Check every line of the data below for the string "name", and copy the ones that hold it.

⟨

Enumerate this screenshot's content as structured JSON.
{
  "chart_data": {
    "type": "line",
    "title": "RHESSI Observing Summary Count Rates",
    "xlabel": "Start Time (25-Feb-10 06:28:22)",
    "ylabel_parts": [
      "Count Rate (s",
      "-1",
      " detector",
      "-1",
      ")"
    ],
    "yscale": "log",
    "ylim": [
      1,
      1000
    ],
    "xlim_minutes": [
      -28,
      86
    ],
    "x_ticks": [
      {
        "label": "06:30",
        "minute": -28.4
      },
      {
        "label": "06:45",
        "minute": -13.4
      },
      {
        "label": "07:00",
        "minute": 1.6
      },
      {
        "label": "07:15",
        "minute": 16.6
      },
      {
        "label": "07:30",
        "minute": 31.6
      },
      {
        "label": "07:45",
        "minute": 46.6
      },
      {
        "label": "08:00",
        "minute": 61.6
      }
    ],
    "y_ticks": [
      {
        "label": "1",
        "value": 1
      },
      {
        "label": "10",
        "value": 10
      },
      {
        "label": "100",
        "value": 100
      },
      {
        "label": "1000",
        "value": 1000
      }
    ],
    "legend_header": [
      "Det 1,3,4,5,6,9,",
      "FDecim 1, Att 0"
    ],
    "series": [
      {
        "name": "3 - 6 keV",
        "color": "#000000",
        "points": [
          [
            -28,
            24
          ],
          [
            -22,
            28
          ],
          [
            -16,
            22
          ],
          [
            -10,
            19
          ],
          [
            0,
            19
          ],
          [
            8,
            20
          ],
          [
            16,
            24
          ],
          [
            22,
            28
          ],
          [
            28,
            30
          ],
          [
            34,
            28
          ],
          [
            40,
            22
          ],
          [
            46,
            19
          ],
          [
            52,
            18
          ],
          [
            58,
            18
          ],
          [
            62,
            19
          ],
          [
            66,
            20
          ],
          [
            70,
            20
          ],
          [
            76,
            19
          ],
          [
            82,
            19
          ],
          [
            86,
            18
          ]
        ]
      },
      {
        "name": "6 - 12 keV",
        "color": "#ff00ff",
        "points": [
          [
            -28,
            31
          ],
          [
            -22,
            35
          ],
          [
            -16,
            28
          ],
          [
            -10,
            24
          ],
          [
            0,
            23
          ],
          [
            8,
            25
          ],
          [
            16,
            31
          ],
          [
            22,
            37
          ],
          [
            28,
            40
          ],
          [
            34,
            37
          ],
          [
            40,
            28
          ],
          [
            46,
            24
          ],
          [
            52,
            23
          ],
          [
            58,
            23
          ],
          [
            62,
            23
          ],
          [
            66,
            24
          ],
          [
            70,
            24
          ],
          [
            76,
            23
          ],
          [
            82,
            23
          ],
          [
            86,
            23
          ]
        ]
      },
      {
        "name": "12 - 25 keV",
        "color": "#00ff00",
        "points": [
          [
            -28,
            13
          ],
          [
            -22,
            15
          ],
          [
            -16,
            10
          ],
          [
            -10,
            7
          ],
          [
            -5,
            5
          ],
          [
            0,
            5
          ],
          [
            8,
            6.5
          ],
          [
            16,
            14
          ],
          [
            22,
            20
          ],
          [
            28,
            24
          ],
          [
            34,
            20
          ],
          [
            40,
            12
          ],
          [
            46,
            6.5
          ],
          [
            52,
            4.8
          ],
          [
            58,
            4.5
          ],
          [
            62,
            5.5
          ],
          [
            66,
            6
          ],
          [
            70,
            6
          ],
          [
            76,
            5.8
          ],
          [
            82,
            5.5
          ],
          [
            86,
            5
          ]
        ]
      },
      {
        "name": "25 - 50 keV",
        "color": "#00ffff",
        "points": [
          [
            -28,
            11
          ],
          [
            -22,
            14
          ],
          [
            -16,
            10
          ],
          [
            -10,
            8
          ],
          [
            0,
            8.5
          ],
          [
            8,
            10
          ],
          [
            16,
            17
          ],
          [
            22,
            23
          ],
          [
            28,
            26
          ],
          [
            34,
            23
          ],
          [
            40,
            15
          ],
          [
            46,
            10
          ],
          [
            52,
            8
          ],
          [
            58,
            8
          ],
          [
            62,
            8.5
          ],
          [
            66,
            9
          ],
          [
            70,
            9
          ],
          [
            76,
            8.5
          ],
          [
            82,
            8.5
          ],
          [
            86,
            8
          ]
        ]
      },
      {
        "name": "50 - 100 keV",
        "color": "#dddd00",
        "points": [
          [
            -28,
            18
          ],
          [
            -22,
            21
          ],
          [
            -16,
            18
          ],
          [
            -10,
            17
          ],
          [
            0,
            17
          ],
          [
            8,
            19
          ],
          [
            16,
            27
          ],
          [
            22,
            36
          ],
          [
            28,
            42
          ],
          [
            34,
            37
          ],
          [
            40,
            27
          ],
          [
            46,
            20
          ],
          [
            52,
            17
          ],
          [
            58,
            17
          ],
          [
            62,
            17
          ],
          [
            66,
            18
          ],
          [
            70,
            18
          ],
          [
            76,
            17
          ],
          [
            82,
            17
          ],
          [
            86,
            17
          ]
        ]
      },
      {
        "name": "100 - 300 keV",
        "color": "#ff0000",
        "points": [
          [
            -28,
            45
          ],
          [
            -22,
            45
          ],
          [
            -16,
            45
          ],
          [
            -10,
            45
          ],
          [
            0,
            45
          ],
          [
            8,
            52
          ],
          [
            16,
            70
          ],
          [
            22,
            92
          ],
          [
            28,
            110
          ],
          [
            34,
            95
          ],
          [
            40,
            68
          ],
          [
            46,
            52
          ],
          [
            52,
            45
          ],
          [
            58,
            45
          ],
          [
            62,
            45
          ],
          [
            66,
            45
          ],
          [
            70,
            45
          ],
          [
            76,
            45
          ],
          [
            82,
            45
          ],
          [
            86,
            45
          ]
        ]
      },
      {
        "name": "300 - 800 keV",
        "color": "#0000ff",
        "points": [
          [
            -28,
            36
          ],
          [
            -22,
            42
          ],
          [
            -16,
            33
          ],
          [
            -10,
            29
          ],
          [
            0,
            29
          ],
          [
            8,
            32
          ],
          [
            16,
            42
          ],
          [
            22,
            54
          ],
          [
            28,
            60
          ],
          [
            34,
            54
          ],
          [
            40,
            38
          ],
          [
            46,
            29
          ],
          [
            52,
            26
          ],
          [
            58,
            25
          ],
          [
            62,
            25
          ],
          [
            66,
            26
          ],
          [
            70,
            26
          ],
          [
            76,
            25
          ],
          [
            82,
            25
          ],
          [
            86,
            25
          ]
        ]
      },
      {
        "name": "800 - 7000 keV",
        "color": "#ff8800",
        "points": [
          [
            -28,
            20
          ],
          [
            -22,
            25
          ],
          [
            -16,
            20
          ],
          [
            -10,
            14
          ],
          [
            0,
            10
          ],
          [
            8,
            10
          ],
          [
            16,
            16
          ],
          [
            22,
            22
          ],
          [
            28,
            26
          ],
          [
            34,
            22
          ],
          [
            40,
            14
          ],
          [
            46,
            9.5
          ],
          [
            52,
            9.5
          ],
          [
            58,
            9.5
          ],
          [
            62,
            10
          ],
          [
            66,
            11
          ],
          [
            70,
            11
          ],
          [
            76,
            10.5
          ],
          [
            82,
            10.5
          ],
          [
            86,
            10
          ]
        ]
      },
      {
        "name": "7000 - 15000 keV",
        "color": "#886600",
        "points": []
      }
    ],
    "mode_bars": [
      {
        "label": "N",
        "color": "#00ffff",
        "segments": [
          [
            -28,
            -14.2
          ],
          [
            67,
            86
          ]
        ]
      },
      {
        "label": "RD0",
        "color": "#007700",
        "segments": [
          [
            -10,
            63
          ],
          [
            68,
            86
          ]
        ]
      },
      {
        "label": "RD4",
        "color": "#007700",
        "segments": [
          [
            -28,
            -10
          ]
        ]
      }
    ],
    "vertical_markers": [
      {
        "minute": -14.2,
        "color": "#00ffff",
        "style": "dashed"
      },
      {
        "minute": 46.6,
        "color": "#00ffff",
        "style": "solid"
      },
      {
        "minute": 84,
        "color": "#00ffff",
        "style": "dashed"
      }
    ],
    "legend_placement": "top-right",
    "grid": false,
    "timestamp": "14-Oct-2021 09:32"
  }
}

⟩

__Task response__.
        "name": "3 - 6 keV",
        "name": "6 - 12 keV",
        "name": "12 - 25 keV",
        "name": "25 - 50 keV",
        "name": "50 - 100 keV",
        "name": "100 - 300 keV",
        "name": "300 - 800 keV",
        "name": "800 - 7000 keV",
        "name": "7000 - 15000 keV",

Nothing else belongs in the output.